** Start of GIVEN RECORDS **
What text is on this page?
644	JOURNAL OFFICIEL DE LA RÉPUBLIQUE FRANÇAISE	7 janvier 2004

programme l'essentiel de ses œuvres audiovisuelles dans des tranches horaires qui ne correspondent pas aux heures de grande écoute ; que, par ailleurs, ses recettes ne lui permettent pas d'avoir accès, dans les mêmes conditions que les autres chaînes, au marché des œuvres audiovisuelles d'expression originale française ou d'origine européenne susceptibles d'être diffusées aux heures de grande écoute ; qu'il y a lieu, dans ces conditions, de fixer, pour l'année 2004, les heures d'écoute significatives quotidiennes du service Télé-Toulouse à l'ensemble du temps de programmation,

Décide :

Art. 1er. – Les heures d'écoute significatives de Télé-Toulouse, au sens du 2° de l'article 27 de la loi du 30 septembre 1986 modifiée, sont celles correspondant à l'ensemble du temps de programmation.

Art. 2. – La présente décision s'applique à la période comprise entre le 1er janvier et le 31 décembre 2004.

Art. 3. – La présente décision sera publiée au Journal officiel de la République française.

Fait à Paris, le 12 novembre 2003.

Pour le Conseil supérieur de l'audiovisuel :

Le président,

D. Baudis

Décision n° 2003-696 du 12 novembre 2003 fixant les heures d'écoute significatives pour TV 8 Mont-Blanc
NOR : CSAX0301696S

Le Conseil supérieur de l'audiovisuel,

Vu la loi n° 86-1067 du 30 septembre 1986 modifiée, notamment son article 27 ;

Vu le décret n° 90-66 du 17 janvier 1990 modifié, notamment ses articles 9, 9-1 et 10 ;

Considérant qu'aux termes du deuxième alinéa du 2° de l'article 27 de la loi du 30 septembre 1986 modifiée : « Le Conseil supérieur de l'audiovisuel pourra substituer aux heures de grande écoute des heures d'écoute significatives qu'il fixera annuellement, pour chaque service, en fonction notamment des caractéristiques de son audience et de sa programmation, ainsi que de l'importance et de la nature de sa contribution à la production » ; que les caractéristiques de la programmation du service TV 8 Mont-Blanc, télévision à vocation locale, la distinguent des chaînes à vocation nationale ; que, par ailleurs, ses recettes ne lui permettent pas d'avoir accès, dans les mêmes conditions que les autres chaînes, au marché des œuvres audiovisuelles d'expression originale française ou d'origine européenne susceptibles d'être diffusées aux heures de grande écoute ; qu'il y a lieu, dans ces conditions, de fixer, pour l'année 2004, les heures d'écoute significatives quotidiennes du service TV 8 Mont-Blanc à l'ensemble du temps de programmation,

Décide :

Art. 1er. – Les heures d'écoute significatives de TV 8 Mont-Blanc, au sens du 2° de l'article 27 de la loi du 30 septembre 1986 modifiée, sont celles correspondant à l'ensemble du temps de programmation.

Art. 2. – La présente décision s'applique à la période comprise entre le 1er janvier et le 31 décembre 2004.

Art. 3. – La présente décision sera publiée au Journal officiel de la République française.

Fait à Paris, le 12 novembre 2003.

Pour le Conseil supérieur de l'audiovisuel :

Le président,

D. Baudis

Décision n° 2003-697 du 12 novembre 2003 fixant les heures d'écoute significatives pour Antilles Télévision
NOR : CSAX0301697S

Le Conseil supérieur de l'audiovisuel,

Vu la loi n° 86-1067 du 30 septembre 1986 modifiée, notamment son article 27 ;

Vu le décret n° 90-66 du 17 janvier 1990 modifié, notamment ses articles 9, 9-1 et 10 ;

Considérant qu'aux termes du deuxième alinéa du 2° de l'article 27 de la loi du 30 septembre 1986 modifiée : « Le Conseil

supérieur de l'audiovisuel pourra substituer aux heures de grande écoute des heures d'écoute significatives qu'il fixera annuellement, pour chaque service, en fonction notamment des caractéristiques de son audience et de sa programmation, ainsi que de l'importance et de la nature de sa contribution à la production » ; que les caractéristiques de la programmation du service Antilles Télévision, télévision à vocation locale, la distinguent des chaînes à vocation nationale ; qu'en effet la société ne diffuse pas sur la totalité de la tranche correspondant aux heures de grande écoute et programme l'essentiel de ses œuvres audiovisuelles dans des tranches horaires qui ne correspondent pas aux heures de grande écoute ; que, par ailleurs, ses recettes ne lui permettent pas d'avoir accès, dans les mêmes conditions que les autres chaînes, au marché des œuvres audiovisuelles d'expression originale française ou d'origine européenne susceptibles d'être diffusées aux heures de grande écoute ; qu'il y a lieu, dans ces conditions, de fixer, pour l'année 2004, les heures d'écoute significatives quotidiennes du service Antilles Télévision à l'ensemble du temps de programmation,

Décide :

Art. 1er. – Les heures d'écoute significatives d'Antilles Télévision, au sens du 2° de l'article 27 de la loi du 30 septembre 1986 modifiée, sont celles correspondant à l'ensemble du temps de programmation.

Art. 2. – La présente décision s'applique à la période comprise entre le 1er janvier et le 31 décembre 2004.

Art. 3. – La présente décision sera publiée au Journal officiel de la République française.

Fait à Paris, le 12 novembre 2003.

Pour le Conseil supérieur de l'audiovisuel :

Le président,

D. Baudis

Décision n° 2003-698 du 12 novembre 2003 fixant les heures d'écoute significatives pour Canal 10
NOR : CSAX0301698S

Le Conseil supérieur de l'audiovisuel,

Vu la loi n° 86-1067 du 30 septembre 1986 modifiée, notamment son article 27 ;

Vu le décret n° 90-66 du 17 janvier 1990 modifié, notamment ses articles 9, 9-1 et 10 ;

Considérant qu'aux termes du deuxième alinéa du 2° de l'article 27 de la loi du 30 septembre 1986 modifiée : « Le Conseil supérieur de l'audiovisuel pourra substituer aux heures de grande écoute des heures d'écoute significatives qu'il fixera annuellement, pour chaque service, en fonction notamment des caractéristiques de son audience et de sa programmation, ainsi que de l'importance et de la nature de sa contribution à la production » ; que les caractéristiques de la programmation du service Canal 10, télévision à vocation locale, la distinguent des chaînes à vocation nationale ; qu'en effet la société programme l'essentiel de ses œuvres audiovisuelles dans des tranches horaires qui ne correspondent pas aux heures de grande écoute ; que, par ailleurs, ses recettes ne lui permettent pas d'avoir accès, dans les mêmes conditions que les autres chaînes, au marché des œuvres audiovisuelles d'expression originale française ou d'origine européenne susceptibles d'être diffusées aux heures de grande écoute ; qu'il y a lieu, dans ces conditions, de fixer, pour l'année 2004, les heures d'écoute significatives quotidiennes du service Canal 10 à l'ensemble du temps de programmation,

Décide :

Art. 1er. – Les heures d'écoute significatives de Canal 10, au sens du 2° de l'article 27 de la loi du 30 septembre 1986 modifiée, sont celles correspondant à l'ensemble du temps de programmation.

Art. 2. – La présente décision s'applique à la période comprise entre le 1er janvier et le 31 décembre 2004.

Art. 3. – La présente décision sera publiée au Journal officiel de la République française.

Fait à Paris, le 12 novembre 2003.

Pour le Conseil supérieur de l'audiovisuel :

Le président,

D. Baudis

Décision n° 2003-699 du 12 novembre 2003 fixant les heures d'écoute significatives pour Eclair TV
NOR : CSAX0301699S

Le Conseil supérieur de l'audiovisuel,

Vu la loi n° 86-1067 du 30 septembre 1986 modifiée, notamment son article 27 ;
** End of GIVEN RECORDS **
**EXERCISE:**
Extract the complete data, matching each line exactly.

**TASK OUTPUT:**
What text is on this page?
644	JOURNAL OFFICIEL DE LA RÉPUBLIQUE FRANÇAISE	7 janvier 2004

programme l'essentiel de ses œuvres audiovisuelles dans des tranches horaires qui ne correspondent pas aux heures de grande écoute ; que, par ailleurs, ses recettes ne lui permettent pas d'avoir accès, dans les mêmes conditions que les autres chaînes, au marché des œuvres audiovisuelles d'expression originale française ou d'origine européenne susceptibles d'être diffusées aux heures de grande écoute ; qu'il y a lieu, dans ces conditions, de fixer, pour l'année 2004, les heures d'écoute significatives quotidiennes du service Télé-Toulouse à l'ensemble du temps de programmation,

Décide :

Art. 1er. – Les heures d'écoute significatives de Télé-Toulouse, au sens du 2° de l'article 27 de la loi du 30 septembre 1986 modifiée, sont celles correspondant à l'ensemble du temps de programmation.

Art. 2. – La présente décision s'applique à la période comprise entre le 1er janvier et le 31 décembre 2004.

Art. 3. – La présente décision sera publiée au Journal officiel de la République française.

Fait à Paris, le 12 novembre 2003.

Pour le Conseil supérieur de l'audiovisuel :

Le président,

D. Baudis

Décision n° 2003-696 du 12 novembre 2003 fixant les heures d'écoute significatives pour TV 8 Mont-Blanc
NOR : CSAX0301696S

Le Conseil supérieur de l'audiovisuel,

Vu la loi n° 86-1067 du 30 septembre 1986 modifiée, notamment son article 27 ;

Vu le décret n° 90-66 du 17 janvier 1990 modifié, notamment ses articles 9, 9-1 et 10 ;

Considérant qu'aux termes du deuxième alinéa du 2° de l'article 27 de la loi du 30 septembre 1986 modifiée : « Le Conseil supérieur de l'audiovisuel pourra substituer aux heures de grande écoute des heures d'écoute significatives qu'il fixera annuellement, pour chaque service, en fonction notamment des caractéristiques de son audience et de sa programmation, ainsi que de l'importance et de la nature de sa contribution à la production » ; que les caractéristiques de la programmation du service TV 8 Mont-Blanc, télévision à vocation locale, la distinguent des chaînes à vocation nationale ; que, par ailleurs, ses recettes ne lui permettent pas d'avoir accès, dans les mêmes conditions que les autres chaînes, au marché des œuvres audiovisuelles d'expression originale française ou d'origine européenne susceptibles d'être diffusées aux heures de grande écoute ; qu'il y a lieu, dans ces conditions, de fixer, pour l'année 2004, les heures d'écoute significatives quotidiennes du service TV 8 Mont-Blanc à l'ensemble du temps de programmation,

Décide :

Art. 1er. – Les heures d'écoute significatives de TV 8 Mont-Blanc, au sens du 2° de l'article 27 de la loi du 30 septembre 1986 modifiée, sont celles correspondant à l'ensemble du temps de programmation.

Art. 2. – La présente décision s'applique à la période comprise entre le 1er janvier et le 31 décembre 2004.

Art. 3. – La présente décision sera publiée au Journal officiel de la République française.

Fait à Paris, le 12 novembre 2003.

Pour le Conseil supérieur de l'audiovisuel :

Le président,

D. Baudis

Décision n° 2003-697 du 12 novembre 2003 fixant les heures d'écoute significatives pour Antilles Télévision
NOR : CSAX0301697S

Le Conseil supérieur de l'audiovisuel,

Vu la loi n° 86-1067 du 30 septembre 1986 modifiée, notamment son article 27 ;

Vu le décret n° 90-66 du 17 janvier 1990 modifié, notamment ses articles 9, 9-1 et 10 ;

Considérant qu'aux termes du deuxième alinéa du 2° de l'article 27 de la loi du 30 septembre 1986 modifiée : « Le Conseil

supérieur de l'audiovisuel pourra substituer aux heures de grande écoute des heures d'écoute significatives qu'il fixera annuellement, pour chaque service, en fonction notamment des caractéristiques de son audience et de sa programmation, ainsi que de l'importance et de la nature de sa contribution à la production » ; que les caractéristiques de la programmation du service Antilles Télévision, télévision à vocation locale, la distinguent des chaînes à vocation nationale ; qu'en effet la société ne diffuse pas sur la totalité de la tranche correspondant aux heures de grande écoute et programme l'essentiel de ses œuvres audiovisuelles dans des tranches horaires qui ne correspondent pas aux heures de grande écoute ; que, par ailleurs, ses recettes ne lui permettent pas d'avoir accès, dans les mêmes conditions que les autres chaînes, au marché des œuvres audiovisuelles d'expression originale française ou d'origine européenne susceptibles d'être diffusées aux heures de grande écoute ; qu'il y a lieu, dans ces conditions, de fixer, pour l'année 2004, les heures d'écoute significatives quotidiennes du service Antilles Télévision à l'ensemble du temps de programmation,

Décide :

Art. 1er. – Les heures d'écoute significatives d'Antilles Télévision, au sens du 2° de l'article 27 de la loi du 30 septembre 1986 modifiée, sont celles correspondant à l'ensemble du temps de programmation.

Art. 2. – La présente décision s'applique à la période comprise entre le 1er janvier et le 31 décembre 2004.

Art. 3. – La présente décision sera publiée au Journal officiel de la République française.

Fait à Paris, le 12 novembre 2003.

Pour le Conseil supérieur de l'audiovisuel :

Le président,

D. Baudis

Décision n° 2003-698 du 12 novembre 2003 fixant les heures d'écoute significatives pour Canal 10
NOR : CSAX0301698S

Le Conseil supérieur de l'audiovisuel,

Vu la loi n° 86-1067 du 30 septembre 1986 modifiée, notamment son article 27 ;

Vu le décret n° 90-66 du 17 janvier 1990 modifié, notamment ses articles 9, 9-1 et 10 ;

Considérant qu'aux termes du deuxième alinéa du 2° de l'article 27 de la loi du 30 septembre 1986 modifiée : « Le Conseil supérieur de l'audiovisuel pourra substituer aux heures de grande écoute des heures d'écoute significatives qu'il fixera annuellement, pour chaque service, en fonction notamment des caractéristiques de son audience et de sa programmation, ainsi que de l'importance et de la nature de sa contribution à la production » ; que les caractéristiques de la programmation du service Canal 10, télévision à vocation locale, la distinguent des chaînes à vocation nationale ; qu'en effet la société programme l'essentiel de ses œuvres audiovisuelles dans des tranches horaires qui ne correspondent pas aux heures de grande écoute ; que, par ailleurs, ses recettes ne lui permettent pas d'avoir accès, dans les mêmes conditions que les autres chaînes, au marché des œuvres audiovisuelles d'expression originale française ou d'origine européenne susceptibles d'être diffusées aux heures de grande écoute ; qu'il y a lieu, dans ces conditions, de fixer, pour l'année 2004, les heures d'écoute significatives quotidiennes du service Canal 10 à l'ensemble du temps de programmation,

Décide :

Art. 1er. – Les heures d'écoute significatives de Canal 10, au sens du 2° de l'article 27 de la loi du 30 septembre 1986 modifiée, sont celles correspondant à l'ensemble du temps de programmation.

Art. 2. – La présente décision s'applique à la période comprise entre le 1er janvier et le 31 décembre 2004.

Art. 3. – La présente décision sera publiée au Journal officiel de la République française.

Fait à Paris, le 12 novembre 2003.

Pour le Conseil supérieur de l'audiovisuel :

Le président,

D. Baudis

Décision n° 2003-699 du 12 novembre 2003 fixant les heures d'écoute significatives pour Eclair TV
NOR : CSAX0301699S

Le Conseil supérieur de l'audiovisuel,

Vu la loi n° 86-1067 du 30 septembre 1986 modifiée, notamment son article 27 ;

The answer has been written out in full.